**Exercise task**
Retype each record below word for word. Leave the pictures out.

--- begin Input material ---

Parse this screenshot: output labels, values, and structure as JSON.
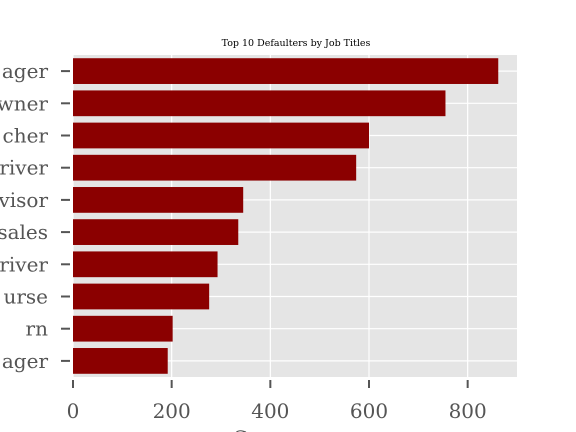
{
  "chart_data": {
    "type": "bar",
    "orientation": "horizontal",
    "title": "Top 10 Defaulters by Job Titles",
    "xlabel": "C",
    "ylabel": "",
    "categories": [
      "ager",
      "wner",
      "cher",
      "river",
      "visor",
      "sales",
      "river",
      "urse",
      "rn",
      "ager"
    ],
    "values": [
      862,
      755,
      600,
      574,
      345,
      335,
      293,
      276,
      202,
      192
    ],
    "xlim": [
      0,
      900
    ],
    "xticks": [
      0,
      200,
      400,
      600,
      800
    ],
    "grid": true,
    "colors": {
      "bar": "#8b0000",
      "plot_background": "#e5e5e5",
      "grid": "#ffffff",
      "tick": "#555555"
    }
  }
}
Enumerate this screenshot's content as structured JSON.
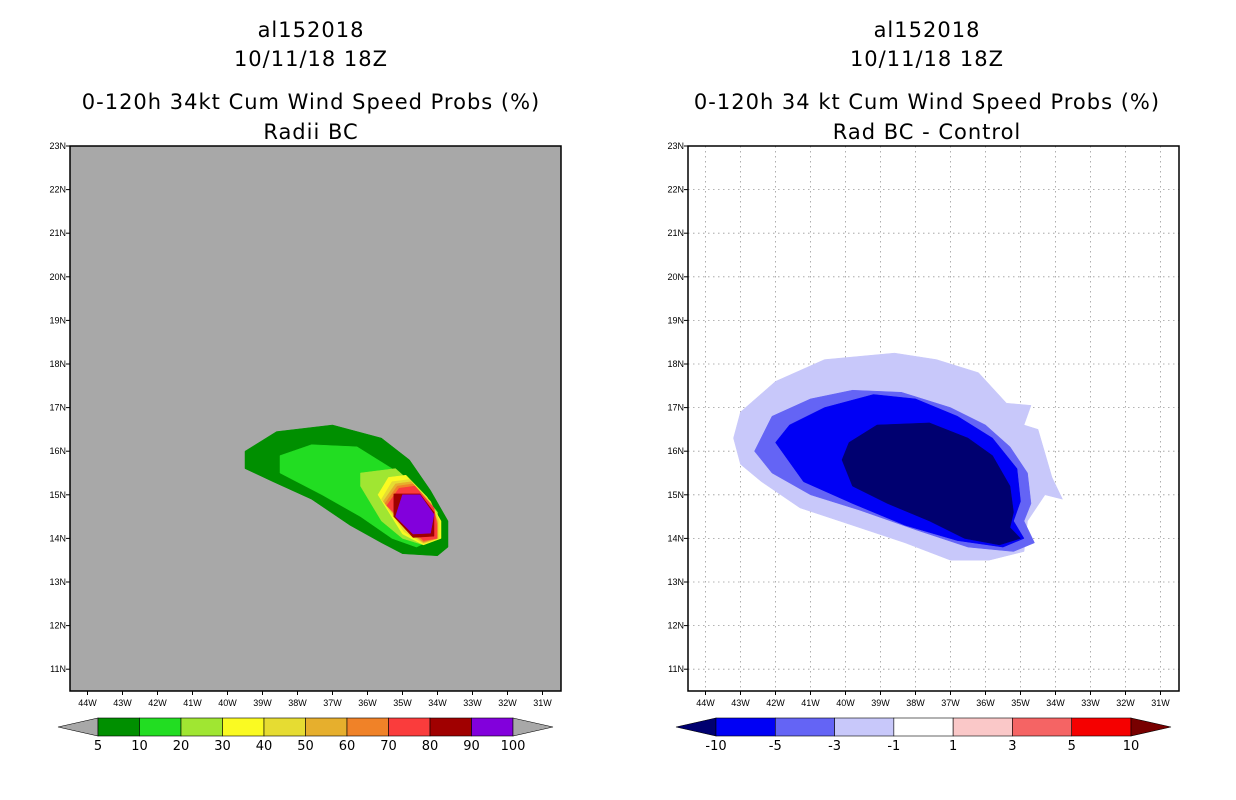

--- end Input material ---

**Output for this exercise**
Parse this screenshot: output labels, values, and structure as JSON.
{
  "chart_data": {
    "type": "bar",
    "orientation": "horizontal",
    "title": "Top 10 Defaulters by Job Titles",
    "xlabel": "C",
    "ylabel": "",
    "categories": [
      "ager",
      "wner",
      "cher",
      "river",
      "visor",
      "sales",
      "river",
      "urse",
      "rn",
      "ager"
    ],
    "values": [
      862,
      755,
      600,
      574,
      345,
      335,
      293,
      276,
      202,
      192
    ],
    "xlim": [
      0,
      900
    ],
    "xticks": [
      0,
      200,
      400,
      600,
      800
    ],
    "grid": true,
    "colors": {
      "bar": "#8b0000",
      "plot_background": "#e5e5e5",
      "grid": "#ffffff",
      "tick": "#555555"
    }
  }
}
Enumerate this screenshot's content as structured JSON.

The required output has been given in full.